Material to process
########
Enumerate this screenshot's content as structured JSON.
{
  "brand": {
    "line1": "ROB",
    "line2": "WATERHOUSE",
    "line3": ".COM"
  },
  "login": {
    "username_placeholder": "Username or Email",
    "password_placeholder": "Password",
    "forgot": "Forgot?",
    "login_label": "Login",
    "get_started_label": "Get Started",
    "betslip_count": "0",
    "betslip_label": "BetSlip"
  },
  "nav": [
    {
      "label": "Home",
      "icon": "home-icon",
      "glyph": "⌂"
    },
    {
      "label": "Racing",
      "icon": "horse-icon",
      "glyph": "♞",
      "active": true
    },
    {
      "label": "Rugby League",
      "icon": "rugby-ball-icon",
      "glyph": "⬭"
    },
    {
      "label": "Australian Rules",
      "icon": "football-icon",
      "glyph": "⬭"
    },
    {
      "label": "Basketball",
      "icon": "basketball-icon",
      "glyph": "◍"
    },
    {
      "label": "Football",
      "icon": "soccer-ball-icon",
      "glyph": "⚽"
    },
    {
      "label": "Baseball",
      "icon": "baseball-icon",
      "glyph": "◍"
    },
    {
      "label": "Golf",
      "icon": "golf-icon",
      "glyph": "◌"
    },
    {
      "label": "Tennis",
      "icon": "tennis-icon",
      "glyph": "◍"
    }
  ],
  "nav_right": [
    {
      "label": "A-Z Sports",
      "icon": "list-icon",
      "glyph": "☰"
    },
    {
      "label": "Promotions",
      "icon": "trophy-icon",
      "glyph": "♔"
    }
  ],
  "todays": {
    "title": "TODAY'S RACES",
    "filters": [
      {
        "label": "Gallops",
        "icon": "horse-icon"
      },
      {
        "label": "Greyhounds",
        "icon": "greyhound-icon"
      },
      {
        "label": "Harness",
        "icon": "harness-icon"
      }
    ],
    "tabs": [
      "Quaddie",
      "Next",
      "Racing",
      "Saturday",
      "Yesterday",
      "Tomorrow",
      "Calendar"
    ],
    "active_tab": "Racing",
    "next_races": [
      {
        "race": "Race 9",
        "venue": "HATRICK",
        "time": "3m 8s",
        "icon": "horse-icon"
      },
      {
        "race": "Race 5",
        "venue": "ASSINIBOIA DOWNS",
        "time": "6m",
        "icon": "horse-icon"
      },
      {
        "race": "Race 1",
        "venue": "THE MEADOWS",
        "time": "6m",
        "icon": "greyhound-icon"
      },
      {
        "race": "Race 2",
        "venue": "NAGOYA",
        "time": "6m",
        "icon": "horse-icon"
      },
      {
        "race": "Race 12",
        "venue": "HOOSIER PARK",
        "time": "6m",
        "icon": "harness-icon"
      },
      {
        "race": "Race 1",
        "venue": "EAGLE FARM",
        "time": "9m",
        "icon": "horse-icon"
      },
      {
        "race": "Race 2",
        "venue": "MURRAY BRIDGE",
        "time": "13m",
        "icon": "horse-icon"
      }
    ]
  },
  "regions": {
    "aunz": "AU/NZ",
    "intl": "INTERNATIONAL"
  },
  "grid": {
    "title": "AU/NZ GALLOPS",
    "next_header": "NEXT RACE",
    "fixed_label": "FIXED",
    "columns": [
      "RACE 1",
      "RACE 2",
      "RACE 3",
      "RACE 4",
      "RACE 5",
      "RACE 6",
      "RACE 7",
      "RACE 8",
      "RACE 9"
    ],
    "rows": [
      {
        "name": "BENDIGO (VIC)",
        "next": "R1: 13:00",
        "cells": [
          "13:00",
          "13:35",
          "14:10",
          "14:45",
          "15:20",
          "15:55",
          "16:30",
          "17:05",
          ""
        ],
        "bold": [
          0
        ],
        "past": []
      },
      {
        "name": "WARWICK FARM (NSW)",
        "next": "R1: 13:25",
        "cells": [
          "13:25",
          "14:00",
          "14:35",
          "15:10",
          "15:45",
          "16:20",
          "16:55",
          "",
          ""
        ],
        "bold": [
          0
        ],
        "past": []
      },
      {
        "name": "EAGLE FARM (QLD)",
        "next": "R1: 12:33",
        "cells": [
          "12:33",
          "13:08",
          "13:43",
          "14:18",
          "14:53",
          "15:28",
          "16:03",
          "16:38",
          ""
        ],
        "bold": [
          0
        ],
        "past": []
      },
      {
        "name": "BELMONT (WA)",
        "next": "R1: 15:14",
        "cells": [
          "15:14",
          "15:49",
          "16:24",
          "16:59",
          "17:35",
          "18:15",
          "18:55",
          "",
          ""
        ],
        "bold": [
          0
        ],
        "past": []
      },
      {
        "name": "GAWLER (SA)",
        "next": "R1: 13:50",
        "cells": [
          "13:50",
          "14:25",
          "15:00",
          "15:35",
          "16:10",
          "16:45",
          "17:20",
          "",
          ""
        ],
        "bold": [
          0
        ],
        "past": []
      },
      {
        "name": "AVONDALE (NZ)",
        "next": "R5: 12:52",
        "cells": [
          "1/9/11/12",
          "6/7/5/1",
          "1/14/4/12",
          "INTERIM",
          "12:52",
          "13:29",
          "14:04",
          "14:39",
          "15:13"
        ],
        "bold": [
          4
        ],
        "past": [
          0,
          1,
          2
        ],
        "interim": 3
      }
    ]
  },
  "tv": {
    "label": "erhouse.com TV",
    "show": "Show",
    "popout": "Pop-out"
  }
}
########
Task
Search the lines for "FARM". Copy each line that has it.

Expected answer
        "venue": "EAGLE FARM",
        "name": "WARWICK FARM (NSW)",
        "name": "EAGLE FARM (QLD)",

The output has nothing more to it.